**Data entries for graphics**.
#####

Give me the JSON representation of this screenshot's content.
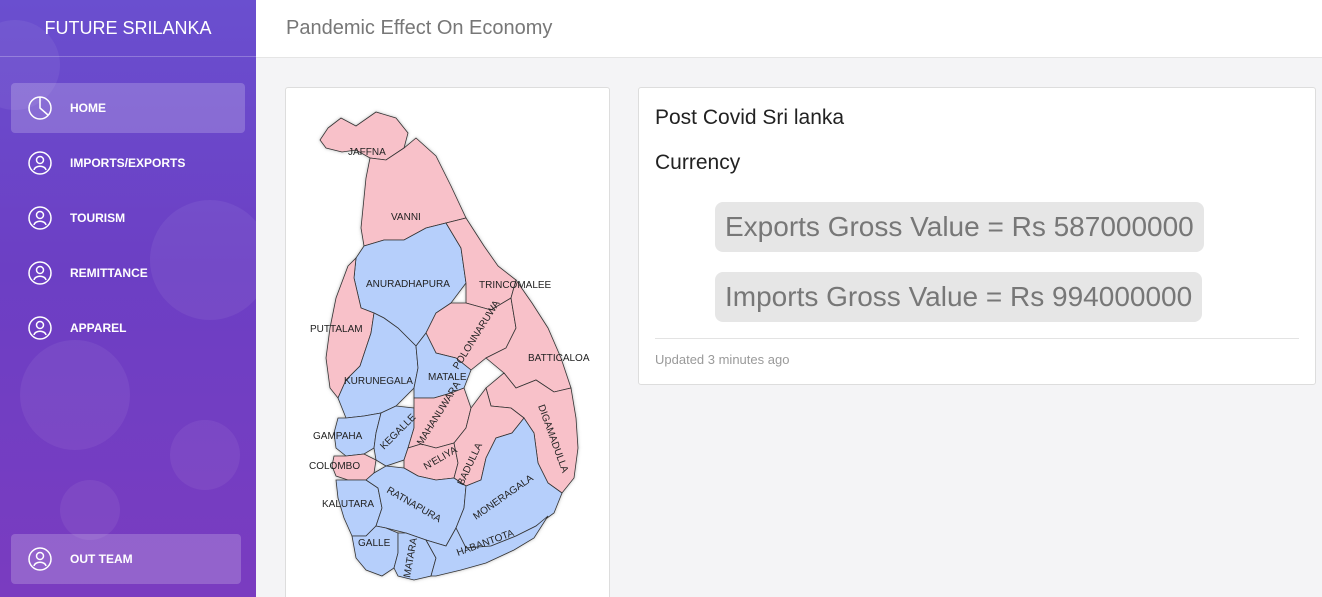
{
  "sidebar": {
    "brand": "FUTURE SRILANKA",
    "items": [
      {
        "label": "HOME",
        "icon": "pie-chart-icon",
        "active": true
      },
      {
        "label": "IMPORTS/EXPORTS",
        "icon": "user-icon"
      },
      {
        "label": "TOURISM",
        "icon": "user-icon"
      },
      {
        "label": "REMITTANCE",
        "icon": "user-icon"
      },
      {
        "label": "APPAREL",
        "icon": "user-icon"
      }
    ],
    "team": {
      "label": "OUT TEAM",
      "icon": "user-icon"
    }
  },
  "header": {
    "title": "Pandemic Effect On Economy"
  },
  "map": {
    "colors": {
      "pink": "#f8c1c9",
      "blue": "#b6cffb",
      "border": "#999999"
    },
    "labels": [
      "JAFFNA",
      "VANNI",
      "ANURADHAPURA",
      "TRINCOMALEE",
      "PUTTALAM",
      "POLONNARUWA",
      "BATTICALOA",
      "KURUNEGALA",
      "MATALE",
      "GAMPAHA",
      "KEGALLE",
      "MAHANUWARA",
      "DIGAMADULLA",
      "COLOMBO",
      "N'ELIYA",
      "BADULLA",
      "KALUTARA",
      "RATNAPURA",
      "MONERAGALA",
      "GALLE",
      "MATARA",
      "HABANTOTA"
    ]
  },
  "card": {
    "title": "Post Covid Sri lanka",
    "subtitle": "Currency",
    "exports": "Exports Gross Value = Rs 587000000",
    "imports": "Imports Gross Value = Rs 994000000",
    "updated": "Updated 3 minutes ago"
  }
}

#####

**TASK PROMPT**. Repeat the listing verbatim. Skip the pictures.

**WORKED SOLUTION**.
Give me the JSON representation of this screenshot's content.
{
  "sidebar": {
    "brand": "FUTURE SRILANKA",
    "items": [
      {
        "label": "HOME",
        "icon": "pie-chart-icon",
        "active": true
      },
      {
        "label": "IMPORTS/EXPORTS",
        "icon": "user-icon"
      },
      {
        "label": "TOURISM",
        "icon": "user-icon"
      },
      {
        "label": "REMITTANCE",
        "icon": "user-icon"
      },
      {
        "label": "APPAREL",
        "icon": "user-icon"
      }
    ],
    "team": {
      "label": "OUT TEAM",
      "icon": "user-icon"
    }
  },
  "header": {
    "title": "Pandemic Effect On Economy"
  },
  "map": {
    "colors": {
      "pink": "#f8c1c9",
      "blue": "#b6cffb",
      "border": "#999999"
    },
    "labels": [
      "JAFFNA",
      "VANNI",
      "ANURADHAPURA",
      "TRINCOMALEE",
      "PUTTALAM",
      "POLONNARUWA",
      "BATTICALOA",
      "KURUNEGALA",
      "MATALE",
      "GAMPAHA",
      "KEGALLE",
      "MAHANUWARA",
      "DIGAMADULLA",
      "COLOMBO",
      "N'ELIYA",
      "BADULLA",
      "KALUTARA",
      "RATNAPURA",
      "MONERAGALA",
      "GALLE",
      "MATARA",
      "HABANTOTA"
    ]
  },
  "card": {
    "title": "Post Covid Sri lanka",
    "subtitle": "Currency",
    "exports": "Exports Gross Value = Rs 587000000",
    "imports": "Imports Gross Value = Rs 994000000",
    "updated": "Updated 3 minutes ago"
  }
}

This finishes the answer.